What you should do: Can you pull out each line of the data below that includes the word "Management"?

** Begin Data provided **

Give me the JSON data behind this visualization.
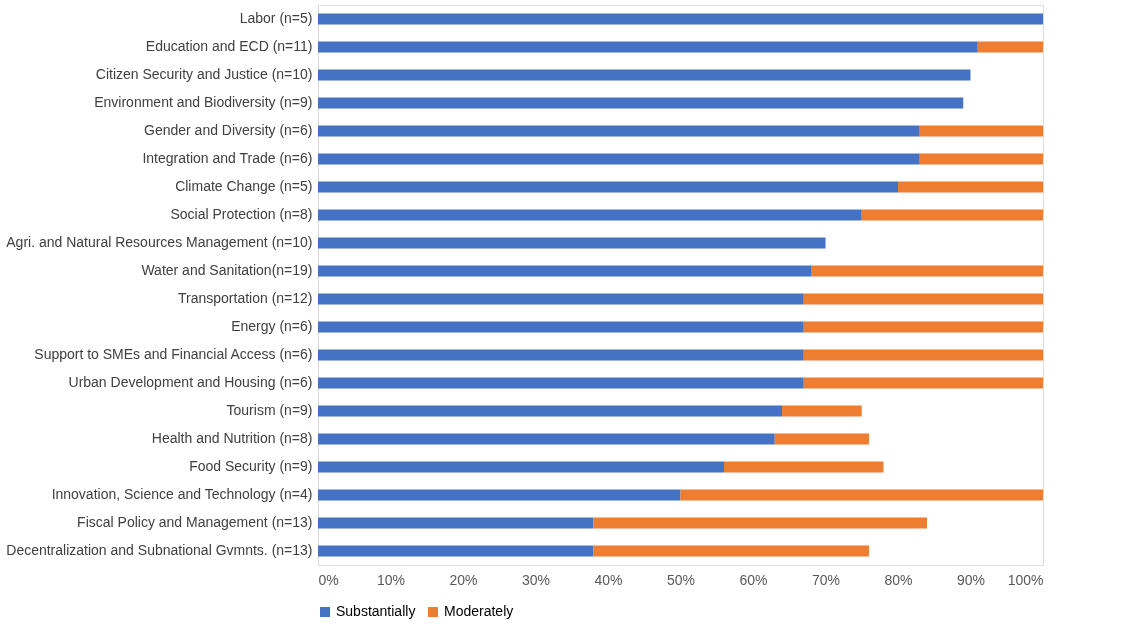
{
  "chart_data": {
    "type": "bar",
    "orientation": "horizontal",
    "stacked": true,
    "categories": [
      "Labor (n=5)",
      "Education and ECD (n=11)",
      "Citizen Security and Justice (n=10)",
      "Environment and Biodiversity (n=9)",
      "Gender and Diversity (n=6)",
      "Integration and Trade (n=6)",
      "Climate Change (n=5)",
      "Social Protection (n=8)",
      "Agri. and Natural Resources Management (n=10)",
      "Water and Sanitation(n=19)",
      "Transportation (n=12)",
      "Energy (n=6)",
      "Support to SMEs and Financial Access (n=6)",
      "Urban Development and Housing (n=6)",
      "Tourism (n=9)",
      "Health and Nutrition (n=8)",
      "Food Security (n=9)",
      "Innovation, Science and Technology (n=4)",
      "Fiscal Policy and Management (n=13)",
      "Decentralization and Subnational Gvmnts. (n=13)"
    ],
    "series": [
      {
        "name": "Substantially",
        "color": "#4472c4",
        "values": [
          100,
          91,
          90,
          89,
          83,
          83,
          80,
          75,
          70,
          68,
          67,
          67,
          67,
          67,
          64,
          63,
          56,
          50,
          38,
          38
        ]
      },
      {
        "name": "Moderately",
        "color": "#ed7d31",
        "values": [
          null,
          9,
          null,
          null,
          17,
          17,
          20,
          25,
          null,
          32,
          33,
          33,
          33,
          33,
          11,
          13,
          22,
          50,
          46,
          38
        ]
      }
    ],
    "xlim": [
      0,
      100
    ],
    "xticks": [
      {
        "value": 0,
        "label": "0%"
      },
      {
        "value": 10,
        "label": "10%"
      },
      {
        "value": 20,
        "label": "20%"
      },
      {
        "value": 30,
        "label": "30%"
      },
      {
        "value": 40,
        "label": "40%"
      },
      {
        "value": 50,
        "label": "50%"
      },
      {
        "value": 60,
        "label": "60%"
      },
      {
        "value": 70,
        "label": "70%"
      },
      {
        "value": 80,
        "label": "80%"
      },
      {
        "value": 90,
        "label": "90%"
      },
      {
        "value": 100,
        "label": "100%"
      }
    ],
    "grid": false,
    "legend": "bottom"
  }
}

** End Data provided **

Answer to the problem:
      "Agri. and Natural Resources Management (n=10)",
      "Fiscal Policy and Management (n=13)",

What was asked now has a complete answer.